** start Dataset rows **

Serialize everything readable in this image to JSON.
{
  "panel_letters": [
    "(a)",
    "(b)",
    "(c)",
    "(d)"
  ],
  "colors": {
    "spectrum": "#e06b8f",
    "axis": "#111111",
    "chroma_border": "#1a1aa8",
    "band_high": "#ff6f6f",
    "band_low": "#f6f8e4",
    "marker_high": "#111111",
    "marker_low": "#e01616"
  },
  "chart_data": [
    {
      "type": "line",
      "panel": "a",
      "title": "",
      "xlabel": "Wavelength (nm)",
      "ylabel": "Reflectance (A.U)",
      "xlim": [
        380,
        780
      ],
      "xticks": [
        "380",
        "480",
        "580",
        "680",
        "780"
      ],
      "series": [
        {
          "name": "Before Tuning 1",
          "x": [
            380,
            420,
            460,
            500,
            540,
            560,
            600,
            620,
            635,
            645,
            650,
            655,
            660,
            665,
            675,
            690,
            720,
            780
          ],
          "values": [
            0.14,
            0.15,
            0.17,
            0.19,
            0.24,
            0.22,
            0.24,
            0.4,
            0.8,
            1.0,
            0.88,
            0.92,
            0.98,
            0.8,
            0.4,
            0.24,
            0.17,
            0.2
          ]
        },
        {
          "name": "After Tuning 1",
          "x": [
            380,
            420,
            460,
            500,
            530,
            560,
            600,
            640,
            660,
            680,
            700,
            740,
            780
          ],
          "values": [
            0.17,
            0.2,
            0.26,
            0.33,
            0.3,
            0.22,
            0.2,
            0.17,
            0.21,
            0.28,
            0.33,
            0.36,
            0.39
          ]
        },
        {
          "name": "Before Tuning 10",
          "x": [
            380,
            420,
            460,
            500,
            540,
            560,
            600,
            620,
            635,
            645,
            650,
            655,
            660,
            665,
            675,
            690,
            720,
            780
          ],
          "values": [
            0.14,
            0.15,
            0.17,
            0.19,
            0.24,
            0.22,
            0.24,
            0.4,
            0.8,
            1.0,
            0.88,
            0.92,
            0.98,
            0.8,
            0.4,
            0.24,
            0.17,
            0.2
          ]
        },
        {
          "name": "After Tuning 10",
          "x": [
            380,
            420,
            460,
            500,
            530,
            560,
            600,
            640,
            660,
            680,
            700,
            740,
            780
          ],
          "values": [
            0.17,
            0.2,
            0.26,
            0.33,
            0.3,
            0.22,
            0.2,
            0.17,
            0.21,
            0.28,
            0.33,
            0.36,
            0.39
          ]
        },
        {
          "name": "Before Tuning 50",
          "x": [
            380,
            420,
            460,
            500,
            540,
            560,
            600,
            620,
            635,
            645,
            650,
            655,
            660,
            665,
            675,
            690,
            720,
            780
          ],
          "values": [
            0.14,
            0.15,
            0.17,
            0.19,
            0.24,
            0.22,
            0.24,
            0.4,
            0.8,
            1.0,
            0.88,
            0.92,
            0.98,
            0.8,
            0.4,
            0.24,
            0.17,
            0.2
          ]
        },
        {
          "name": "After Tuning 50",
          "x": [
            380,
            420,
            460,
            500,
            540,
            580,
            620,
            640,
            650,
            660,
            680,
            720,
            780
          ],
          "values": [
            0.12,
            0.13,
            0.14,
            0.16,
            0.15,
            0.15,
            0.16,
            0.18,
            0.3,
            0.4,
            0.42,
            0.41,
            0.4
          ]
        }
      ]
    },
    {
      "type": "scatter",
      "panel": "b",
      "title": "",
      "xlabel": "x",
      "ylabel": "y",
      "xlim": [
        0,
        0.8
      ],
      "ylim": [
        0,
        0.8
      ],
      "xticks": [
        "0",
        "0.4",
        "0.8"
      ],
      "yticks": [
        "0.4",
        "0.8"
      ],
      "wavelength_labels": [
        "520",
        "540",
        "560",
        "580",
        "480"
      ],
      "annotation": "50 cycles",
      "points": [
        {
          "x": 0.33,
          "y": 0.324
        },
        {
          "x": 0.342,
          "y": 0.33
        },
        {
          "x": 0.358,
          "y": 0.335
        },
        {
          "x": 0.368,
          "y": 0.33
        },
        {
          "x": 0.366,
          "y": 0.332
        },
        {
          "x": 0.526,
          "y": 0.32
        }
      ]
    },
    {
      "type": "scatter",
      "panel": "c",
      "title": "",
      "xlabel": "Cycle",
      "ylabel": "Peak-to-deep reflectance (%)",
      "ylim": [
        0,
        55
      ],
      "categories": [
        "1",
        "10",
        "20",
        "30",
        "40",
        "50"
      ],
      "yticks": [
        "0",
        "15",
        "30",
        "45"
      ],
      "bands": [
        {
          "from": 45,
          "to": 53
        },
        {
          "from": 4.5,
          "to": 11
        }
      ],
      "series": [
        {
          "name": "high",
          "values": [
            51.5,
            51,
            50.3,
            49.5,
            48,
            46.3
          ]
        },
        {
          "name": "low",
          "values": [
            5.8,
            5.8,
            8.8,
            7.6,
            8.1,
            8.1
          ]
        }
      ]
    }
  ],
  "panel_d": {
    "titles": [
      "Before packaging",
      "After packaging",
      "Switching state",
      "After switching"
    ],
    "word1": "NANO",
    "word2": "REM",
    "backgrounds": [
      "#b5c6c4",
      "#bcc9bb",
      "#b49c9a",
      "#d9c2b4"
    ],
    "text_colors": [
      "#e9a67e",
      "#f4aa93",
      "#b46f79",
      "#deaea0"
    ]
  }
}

** end Dataset rows **

What is being asked: Pull out all lines from the entries above that include the word "name".

Reply:
          "name": "Before Tuning 1",
          "name": "After Tuning 1",
          "name": "Before Tuning 10",
          "name": "After Tuning 10",
          "name": "Before Tuning 50",
          "name": "After Tuning 50",
          "name": "high",
          "name": "low",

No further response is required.